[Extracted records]
○ ○ ○ ○

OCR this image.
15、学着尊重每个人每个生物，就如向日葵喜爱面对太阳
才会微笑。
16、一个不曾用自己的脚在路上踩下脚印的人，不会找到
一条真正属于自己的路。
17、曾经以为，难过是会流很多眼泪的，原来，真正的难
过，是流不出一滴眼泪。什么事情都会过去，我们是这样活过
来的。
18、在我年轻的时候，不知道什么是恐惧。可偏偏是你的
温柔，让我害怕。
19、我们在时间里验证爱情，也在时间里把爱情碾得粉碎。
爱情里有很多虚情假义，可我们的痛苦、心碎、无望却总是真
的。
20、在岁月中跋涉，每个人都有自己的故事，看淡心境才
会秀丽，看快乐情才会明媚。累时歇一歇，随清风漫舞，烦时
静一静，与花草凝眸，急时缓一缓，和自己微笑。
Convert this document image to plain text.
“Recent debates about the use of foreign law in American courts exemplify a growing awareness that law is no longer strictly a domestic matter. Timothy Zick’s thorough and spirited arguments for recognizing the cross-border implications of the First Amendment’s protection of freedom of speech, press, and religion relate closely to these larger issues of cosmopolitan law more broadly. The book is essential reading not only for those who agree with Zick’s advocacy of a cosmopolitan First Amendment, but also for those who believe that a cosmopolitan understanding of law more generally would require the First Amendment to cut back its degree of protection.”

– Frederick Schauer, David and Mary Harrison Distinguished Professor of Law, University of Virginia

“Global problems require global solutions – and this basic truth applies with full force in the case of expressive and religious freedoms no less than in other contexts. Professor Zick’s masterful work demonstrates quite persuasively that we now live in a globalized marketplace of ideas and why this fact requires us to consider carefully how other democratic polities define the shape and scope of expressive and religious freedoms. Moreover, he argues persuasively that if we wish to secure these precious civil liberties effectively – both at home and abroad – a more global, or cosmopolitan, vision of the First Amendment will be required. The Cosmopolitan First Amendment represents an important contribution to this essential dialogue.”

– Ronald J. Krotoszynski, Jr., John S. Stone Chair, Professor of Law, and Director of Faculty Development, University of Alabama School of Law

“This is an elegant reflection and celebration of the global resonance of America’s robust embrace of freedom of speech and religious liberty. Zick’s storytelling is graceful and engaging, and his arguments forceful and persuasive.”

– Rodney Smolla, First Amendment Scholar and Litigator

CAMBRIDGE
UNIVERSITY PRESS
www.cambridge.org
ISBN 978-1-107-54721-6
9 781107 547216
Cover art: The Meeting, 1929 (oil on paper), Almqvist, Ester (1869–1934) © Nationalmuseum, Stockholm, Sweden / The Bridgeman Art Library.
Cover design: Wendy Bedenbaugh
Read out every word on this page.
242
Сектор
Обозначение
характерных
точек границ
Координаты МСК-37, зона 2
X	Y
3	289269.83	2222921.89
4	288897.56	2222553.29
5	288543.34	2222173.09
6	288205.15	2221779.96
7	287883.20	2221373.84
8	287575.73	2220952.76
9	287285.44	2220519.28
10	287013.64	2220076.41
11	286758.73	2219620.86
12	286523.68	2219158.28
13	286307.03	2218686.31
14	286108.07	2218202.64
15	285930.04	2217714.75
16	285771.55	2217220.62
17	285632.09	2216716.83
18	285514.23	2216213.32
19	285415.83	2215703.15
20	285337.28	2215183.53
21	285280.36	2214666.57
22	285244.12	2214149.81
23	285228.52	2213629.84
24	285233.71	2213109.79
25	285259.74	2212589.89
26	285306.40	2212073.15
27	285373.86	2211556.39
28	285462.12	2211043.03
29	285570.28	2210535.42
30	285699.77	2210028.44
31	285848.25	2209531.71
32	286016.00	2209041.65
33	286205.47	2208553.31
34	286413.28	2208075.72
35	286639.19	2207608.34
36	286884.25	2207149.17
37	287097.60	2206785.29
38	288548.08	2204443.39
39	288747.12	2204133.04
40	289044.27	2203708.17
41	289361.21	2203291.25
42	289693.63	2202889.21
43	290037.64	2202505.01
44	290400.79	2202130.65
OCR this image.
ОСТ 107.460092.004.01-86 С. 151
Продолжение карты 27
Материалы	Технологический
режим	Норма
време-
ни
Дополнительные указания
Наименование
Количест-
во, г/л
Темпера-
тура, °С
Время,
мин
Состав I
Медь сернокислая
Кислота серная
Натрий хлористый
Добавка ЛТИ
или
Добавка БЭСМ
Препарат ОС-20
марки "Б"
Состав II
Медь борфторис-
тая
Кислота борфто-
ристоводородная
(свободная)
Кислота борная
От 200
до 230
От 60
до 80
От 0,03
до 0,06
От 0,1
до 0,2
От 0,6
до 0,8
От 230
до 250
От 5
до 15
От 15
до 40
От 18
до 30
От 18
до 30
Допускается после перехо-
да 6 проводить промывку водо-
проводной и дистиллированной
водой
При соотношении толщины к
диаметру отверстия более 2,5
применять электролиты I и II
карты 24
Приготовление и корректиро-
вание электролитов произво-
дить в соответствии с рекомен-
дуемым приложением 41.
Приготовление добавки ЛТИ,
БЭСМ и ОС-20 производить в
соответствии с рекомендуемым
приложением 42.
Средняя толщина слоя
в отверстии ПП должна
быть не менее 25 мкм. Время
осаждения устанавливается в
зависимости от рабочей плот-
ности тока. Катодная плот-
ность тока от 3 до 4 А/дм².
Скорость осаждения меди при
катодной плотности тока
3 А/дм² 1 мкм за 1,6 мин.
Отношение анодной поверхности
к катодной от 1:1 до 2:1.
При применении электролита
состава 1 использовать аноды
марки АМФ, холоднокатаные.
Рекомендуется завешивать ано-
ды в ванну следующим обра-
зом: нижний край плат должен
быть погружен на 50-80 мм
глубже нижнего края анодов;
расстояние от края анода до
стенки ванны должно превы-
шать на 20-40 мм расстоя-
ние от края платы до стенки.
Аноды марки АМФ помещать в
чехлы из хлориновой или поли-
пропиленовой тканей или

○ ○ ○ ○

Problem requirements:
Keep only the lines that hold the string "БЭСМ", and copy them out.

Answer to the task:
Добавка БЭСМ
БЭСМ и ОС-20 производить в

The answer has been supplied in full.